Task requirements: Gather up every line that includes the string "Britain".

[Records from a collection]
......

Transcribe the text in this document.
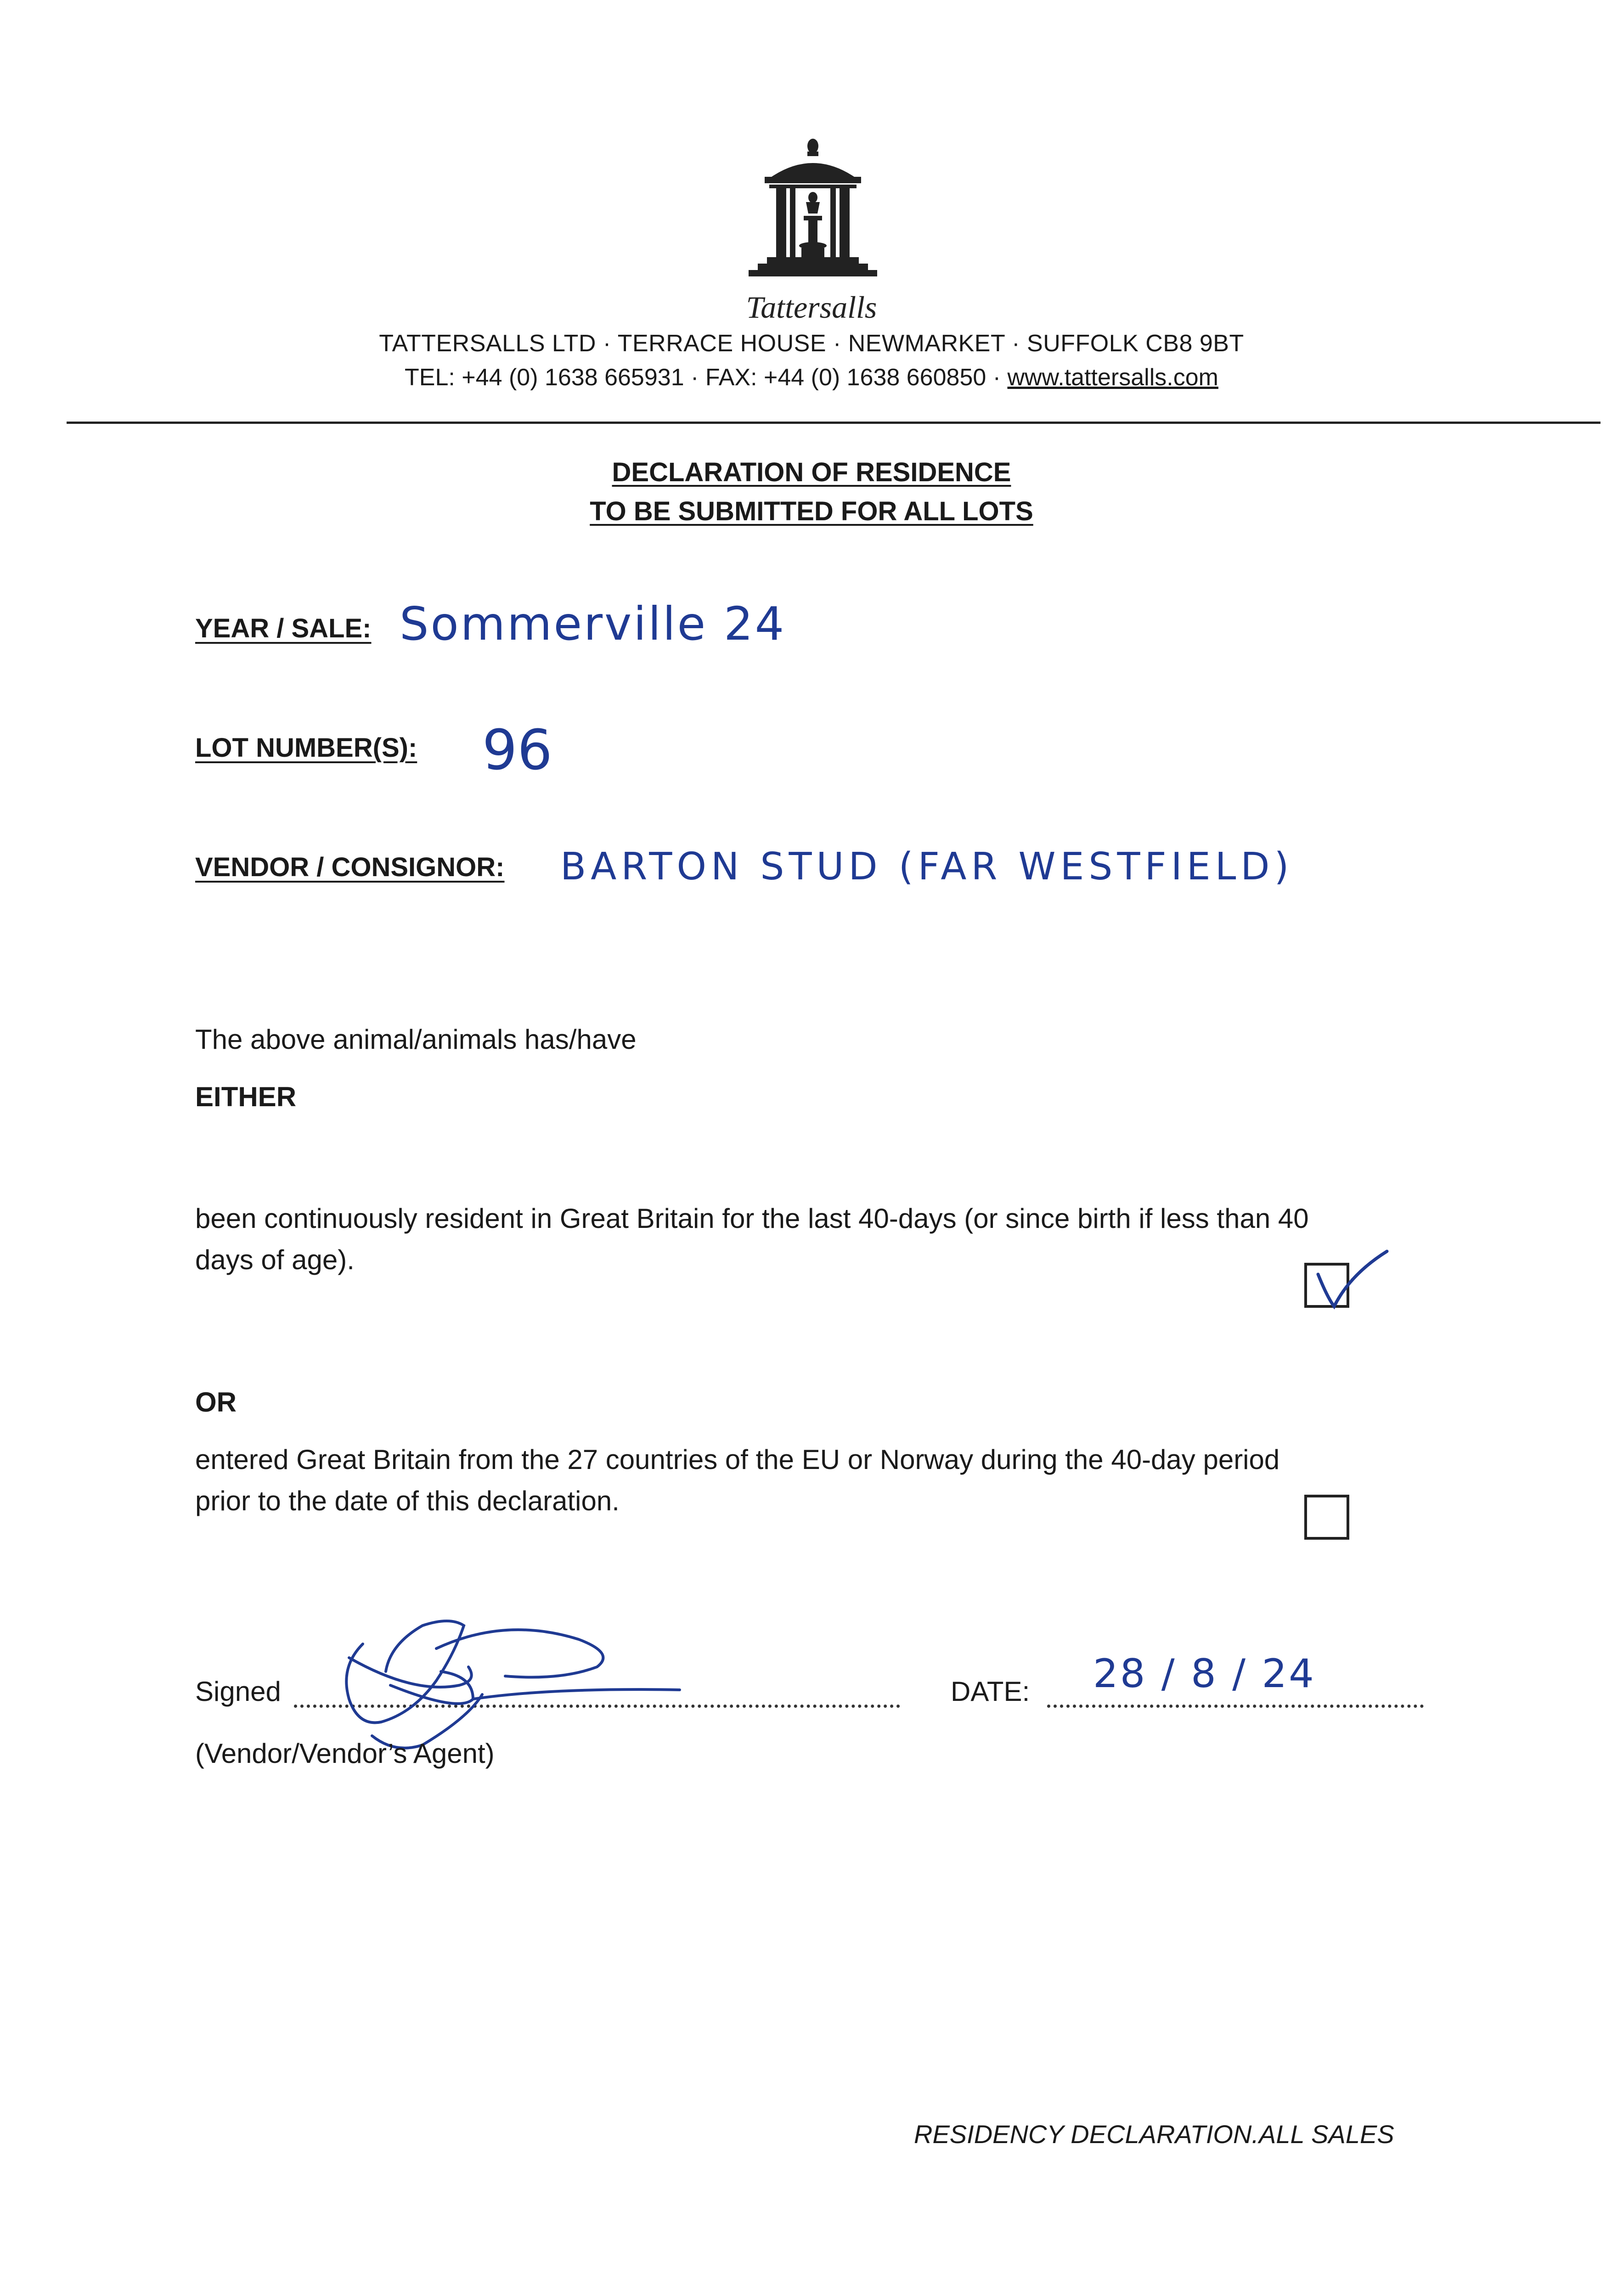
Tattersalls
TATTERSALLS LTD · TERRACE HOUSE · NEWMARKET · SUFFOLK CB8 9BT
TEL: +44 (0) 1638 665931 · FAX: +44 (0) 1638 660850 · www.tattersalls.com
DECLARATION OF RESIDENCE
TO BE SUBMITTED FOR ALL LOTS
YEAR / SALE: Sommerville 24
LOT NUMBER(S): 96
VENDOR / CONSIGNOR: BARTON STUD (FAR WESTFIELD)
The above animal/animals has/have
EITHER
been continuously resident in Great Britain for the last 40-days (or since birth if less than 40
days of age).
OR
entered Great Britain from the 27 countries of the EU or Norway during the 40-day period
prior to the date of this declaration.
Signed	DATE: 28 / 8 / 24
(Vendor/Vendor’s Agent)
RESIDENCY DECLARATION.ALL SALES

......

Solved exercise:
been continuously resident in Great Britain for the last 40-days (or since birth if less than 40
entered Great Britain from the 27 countries of the EU or Norway during the 40-day period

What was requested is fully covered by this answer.